- [ROWS]
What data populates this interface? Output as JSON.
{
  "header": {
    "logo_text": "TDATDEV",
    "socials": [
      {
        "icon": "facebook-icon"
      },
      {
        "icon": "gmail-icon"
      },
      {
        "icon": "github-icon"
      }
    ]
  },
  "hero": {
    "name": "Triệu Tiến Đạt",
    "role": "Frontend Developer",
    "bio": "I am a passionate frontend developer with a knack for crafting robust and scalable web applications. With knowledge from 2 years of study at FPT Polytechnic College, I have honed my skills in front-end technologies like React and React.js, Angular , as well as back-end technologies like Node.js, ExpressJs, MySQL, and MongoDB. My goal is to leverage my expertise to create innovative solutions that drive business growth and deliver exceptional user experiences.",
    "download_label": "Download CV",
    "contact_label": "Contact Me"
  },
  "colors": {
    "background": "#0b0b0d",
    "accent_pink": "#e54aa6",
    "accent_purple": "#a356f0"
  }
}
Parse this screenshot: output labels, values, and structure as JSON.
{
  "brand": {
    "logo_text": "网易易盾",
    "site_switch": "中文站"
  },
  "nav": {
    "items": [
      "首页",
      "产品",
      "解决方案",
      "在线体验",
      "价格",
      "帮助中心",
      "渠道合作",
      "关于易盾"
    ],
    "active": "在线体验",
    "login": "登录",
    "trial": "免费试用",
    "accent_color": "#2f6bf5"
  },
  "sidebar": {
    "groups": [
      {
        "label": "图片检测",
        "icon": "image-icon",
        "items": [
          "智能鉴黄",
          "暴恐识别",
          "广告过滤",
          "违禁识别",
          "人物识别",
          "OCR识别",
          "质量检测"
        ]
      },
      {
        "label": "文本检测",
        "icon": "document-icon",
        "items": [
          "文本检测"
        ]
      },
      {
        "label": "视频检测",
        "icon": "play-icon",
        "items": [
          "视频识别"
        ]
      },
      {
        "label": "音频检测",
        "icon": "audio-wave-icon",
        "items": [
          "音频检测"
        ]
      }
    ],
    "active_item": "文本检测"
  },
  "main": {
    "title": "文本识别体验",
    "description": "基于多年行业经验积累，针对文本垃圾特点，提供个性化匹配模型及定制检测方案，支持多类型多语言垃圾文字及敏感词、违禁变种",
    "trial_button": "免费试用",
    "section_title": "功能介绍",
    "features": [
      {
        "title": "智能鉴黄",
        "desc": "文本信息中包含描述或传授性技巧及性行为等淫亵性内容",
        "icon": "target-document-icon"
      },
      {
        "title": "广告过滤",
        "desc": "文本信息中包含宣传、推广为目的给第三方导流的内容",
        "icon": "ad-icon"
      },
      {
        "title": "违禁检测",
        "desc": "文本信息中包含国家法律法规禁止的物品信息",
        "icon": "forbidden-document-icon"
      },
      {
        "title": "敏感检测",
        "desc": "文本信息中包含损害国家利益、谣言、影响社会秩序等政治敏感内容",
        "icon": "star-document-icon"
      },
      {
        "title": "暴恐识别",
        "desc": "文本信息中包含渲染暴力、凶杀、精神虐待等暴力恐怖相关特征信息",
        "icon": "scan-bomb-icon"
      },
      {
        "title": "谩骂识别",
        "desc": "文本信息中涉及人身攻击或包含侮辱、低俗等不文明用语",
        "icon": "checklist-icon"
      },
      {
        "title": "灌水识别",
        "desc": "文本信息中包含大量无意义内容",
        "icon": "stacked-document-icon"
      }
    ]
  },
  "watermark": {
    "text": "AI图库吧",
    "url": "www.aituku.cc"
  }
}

- [INSTRUCTIONS TO FOLLOW]
Each entry must be reproduced verbatim.

- [THE SOLUTION]
What data populates this interface? Output as JSON.
{
  "header": {
    "logo_text": "TDATDEV",
    "socials": [
      {
        "icon": "facebook-icon"
      },
      {
        "icon": "gmail-icon"
      },
      {
        "icon": "github-icon"
      }
    ]
  },
  "hero": {
    "name": "Triệu Tiến Đạt",
    "role": "Frontend Developer",
    "bio": "I am a passionate frontend developer with a knack for crafting robust and scalable web applications. With knowledge from 2 years of study at FPT Polytechnic College, I have honed my skills in front-end technologies like React and React.js, Angular , as well as back-end technologies like Node.js, ExpressJs, MySQL, and MongoDB. My goal is to leverage my expertise to create innovative solutions that drive business growth and deliver exceptional user experiences.",
    "download_label": "Download CV",
    "contact_label": "Contact Me"
  },
  "colors": {
    "background": "#0b0b0d",
    "accent_pink": "#e54aa6",
    "accent_purple": "#a356f0"
  }
}
Parse this screenshot: output labels, values, and structure as JSON.
{
  "brand": {
    "logo_text": "网易易盾",
    "site_switch": "中文站"
  },
  "nav": {
    "items": [
      "首页",
      "产品",
      "解决方案",
      "在线体验",
      "价格",
      "帮助中心",
      "渠道合作",
      "关于易盾"
    ],
    "active": "在线体验",
    "login": "登录",
    "trial": "免费试用",
    "accent_color": "#2f6bf5"
  },
  "sidebar": {
    "groups": [
      {
        "label": "图片检测",
        "icon": "image-icon",
        "items": [
          "智能鉴黄",
          "暴恐识别",
          "广告过滤",
          "违禁识别",
          "人物识别",
          "OCR识别",
          "质量检测"
        ]
      },
      {
        "label": "文本检测",
        "icon": "document-icon",
        "items": [
          "文本检测"
        ]
      },
      {
        "label": "视频检测",
        "icon": "play-icon",
        "items": [
          "视频识别"
        ]
      },
      {
        "label": "音频检测",
        "icon": "audio-wave-icon",
        "items": [
          "音频检测"
        ]
      }
    ],
    "active_item": "文本检测"
  },
  "main": {
    "title": "文本识别体验",
    "description": "基于多年行业经验积累，针对文本垃圾特点，提供个性化匹配模型及定制检测方案，支持多类型多语言垃圾文字及敏感词、违禁变种",
    "trial_button": "免费试用",
    "section_title": "功能介绍",
    "features": [
      {
        "title": "智能鉴黄",
        "desc": "文本信息中包含描述或传授性技巧及性行为等淫亵性内容",
        "icon": "target-document-icon"
      },
      {
        "title": "广告过滤",
        "desc": "文本信息中包含宣传、推广为目的给第三方导流的内容",
        "icon": "ad-icon"
      },
      {
        "title": "违禁检测",
        "desc": "文本信息中包含国家法律法规禁止的物品信息",
        "icon": "forbidden-document-icon"
      },
      {
        "title": "敏感检测",
        "desc": "文本信息中包含损害国家利益、谣言、影响社会秩序等政治敏感内容",
        "icon": "star-document-icon"
      },
      {
        "title": "暴恐识别",
        "desc": "文本信息中包含渲染暴力、凶杀、精神虐待等暴力恐怖相关特征信息",
        "icon": "scan-bomb-icon"
      },
      {
        "title": "谩骂识别",
        "desc": "文本信息中涉及人身攻击或包含侮辱、低俗等不文明用语",
        "icon": "checklist-icon"
      },
      {
        "title": "灌水识别",
        "desc": "文本信息中包含大量无意义内容",
        "icon": "stacked-document-icon"
      }
    ]
  },
  "watermark": {
    "text": "AI图库吧",
    "url": "www.aituku.cc"
  }
}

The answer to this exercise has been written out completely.